Requirements.
All of the material below is to be returned exactly.

Raw records.
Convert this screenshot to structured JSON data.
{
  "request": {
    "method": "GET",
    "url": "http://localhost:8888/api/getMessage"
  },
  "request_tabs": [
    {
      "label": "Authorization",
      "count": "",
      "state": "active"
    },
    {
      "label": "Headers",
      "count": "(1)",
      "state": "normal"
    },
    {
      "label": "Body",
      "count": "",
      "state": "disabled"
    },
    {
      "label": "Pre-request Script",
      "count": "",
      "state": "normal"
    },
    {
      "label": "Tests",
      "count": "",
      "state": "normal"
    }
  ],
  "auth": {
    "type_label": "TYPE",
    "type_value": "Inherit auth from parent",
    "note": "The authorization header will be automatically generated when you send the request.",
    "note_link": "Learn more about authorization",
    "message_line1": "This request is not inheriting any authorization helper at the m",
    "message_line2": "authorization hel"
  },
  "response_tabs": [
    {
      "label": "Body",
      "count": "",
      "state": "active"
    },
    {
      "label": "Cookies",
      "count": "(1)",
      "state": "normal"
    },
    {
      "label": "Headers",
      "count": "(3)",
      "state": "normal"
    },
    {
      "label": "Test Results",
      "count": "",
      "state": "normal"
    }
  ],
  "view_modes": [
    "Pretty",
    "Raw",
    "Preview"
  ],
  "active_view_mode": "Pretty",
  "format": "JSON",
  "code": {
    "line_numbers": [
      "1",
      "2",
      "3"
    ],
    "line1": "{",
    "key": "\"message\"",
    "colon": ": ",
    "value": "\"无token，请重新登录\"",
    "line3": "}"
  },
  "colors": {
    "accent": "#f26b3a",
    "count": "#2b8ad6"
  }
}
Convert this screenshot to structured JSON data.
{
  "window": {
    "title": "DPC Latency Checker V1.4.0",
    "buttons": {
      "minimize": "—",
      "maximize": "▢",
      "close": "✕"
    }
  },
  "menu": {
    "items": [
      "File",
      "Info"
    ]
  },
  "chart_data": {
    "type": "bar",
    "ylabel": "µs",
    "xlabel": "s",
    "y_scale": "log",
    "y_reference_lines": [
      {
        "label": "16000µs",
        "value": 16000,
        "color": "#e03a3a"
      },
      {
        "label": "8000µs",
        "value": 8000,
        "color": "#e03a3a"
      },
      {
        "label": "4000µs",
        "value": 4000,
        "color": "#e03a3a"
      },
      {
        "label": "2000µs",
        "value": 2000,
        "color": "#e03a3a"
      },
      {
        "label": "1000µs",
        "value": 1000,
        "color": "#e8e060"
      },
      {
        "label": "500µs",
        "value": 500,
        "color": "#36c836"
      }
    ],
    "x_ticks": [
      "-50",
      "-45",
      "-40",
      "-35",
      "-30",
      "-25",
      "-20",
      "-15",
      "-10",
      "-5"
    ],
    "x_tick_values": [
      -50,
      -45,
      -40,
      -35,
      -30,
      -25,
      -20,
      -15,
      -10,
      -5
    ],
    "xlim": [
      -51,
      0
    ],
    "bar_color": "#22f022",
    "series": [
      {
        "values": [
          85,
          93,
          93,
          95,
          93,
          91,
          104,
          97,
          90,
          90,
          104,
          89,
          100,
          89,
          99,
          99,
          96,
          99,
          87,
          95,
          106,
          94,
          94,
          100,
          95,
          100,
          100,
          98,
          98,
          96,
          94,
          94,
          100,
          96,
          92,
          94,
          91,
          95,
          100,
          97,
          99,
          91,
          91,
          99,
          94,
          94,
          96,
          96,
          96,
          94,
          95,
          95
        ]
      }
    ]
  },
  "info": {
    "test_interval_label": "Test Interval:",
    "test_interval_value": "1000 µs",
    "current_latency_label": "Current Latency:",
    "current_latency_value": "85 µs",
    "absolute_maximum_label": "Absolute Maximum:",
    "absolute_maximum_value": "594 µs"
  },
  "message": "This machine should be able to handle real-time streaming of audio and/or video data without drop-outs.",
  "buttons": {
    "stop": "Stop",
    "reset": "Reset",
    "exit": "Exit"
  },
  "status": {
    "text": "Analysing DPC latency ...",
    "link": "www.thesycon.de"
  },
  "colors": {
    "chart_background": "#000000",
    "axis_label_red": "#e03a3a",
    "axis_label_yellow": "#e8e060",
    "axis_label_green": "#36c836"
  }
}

Completed exercise.
Convert this screenshot to structured JSON data.
{
  "request": {
    "method": "GET",
    "url": "http://localhost:8888/api/getMessage"
  },
  "request_tabs": [
    {
      "label": "Authorization",
      "count": "",
      "state": "active"
    },
    {
      "label": "Headers",
      "count": "(1)",
      "state": "normal"
    },
    {
      "label": "Body",
      "count": "",
      "state": "disabled"
    },
    {
      "label": "Pre-request Script",
      "count": "",
      "state": "normal"
    },
    {
      "label": "Tests",
      "count": "",
      "state": "normal"
    }
  ],
  "auth": {
    "type_label": "TYPE",
    "type_value": "Inherit auth from parent",
    "note": "The authorization header will be automatically generated when you send the request.",
    "note_link": "Learn more about authorization",
    "message_line1": "This request is not inheriting any authorization helper at the m",
    "message_line2": "authorization hel"
  },
  "response_tabs": [
    {
      "label": "Body",
      "count": "",
      "state": "active"
    },
    {
      "label": "Cookies",
      "count": "(1)",
      "state": "normal"
    },
    {
      "label": "Headers",
      "count": "(3)",
      "state": "normal"
    },
    {
      "label": "Test Results",
      "count": "",
      "state": "normal"
    }
  ],
  "view_modes": [
    "Pretty",
    "Raw",
    "Preview"
  ],
  "active_view_mode": "Pretty",
  "format": "JSON",
  "code": {
    "line_numbers": [
      "1",
      "2",
      "3"
    ],
    "line1": "{",
    "key": "\"message\"",
    "colon": ": ",
    "value": "\"无token，请重新登录\"",
    "line3": "}"
  },
  "colors": {
    "accent": "#f26b3a",
    "count": "#2b8ad6"
  }
}
Convert this screenshot to structured JSON data.
{
  "window": {
    "title": "DPC Latency Checker V1.4.0",
    "buttons": {
      "minimize": "—",
      "maximize": "▢",
      "close": "✕"
    }
  },
  "menu": {
    "items": [
      "File",
      "Info"
    ]
  },
  "chart_data": {
    "type": "bar",
    "ylabel": "µs",
    "xlabel": "s",
    "y_scale": "log",
    "y_reference_lines": [
      {
        "label": "16000µs",
        "value": 16000,
        "color": "#e03a3a"
      },
      {
        "label": "8000µs",
        "value": 8000,
        "color": "#e03a3a"
      },
      {
        "label": "4000µs",
        "value": 4000,
        "color": "#e03a3a"
      },
      {
        "label": "2000µs",
        "value": 2000,
        "color": "#e03a3a"
      },
      {
        "label": "1000µs",
        "value": 1000,
        "color": "#e8e060"
      },
      {
        "label": "500µs",
        "value": 500,
        "color": "#36c836"
      }
    ],
    "x_ticks": [
      "-50",
      "-45",
      "-40",
      "-35",
      "-30",
      "-25",
      "-20",
      "-15",
      "-10",
      "-5"
    ],
    "x_tick_values": [
      -50,
      -45,
      -40,
      -35,
      -30,
      -25,
      -20,
      -15,
      -10,
      -5
    ],
    "xlim": [
      -51,
      0
    ],
    "bar_color": "#22f022",
    "series": [
      {
        "values": [
          85,
          93,
          93,
          95,
          93,
          91,
          104,
          97,
          90,
          90,
          104,
          89,
          100,
          89,
          99,
          99,
          96,
          99,
          87,
          95,
          106,
          94,
          94,
          100,
          95,
          100,
          100,
          98,
          98,
          96,
          94,
          94,
          100,
          96,
          92,
          94,
          91,
          95,
          100,
          97,
          99,
          91,
          91,
          99,
          94,
          94,
          96,
          96,
          96,
          94,
          95,
          95
        ]
      }
    ]
  },
  "info": {
    "test_interval_label": "Test Interval:",
    "test_interval_value": "1000 µs",
    "current_latency_label": "Current Latency:",
    "current_latency_value": "85 µs",
    "absolute_maximum_label": "Absolute Maximum:",
    "absolute_maximum_value": "594 µs"
  },
  "message": "This machine should be able to handle real-time streaming of audio and/or video data without drop-outs.",
  "buttons": {
    "stop": "Stop",
    "reset": "Reset",
    "exit": "Exit"
  },
  "status": {
    "text": "Analysing DPC latency ...",
    "link": "www.thesycon.de"
  },
  "colors": {
    "chart_background": "#000000",
    "axis_label_red": "#e03a3a",
    "axis_label_yellow": "#e8e060",
    "axis_label_green": "#36c836"
  }
}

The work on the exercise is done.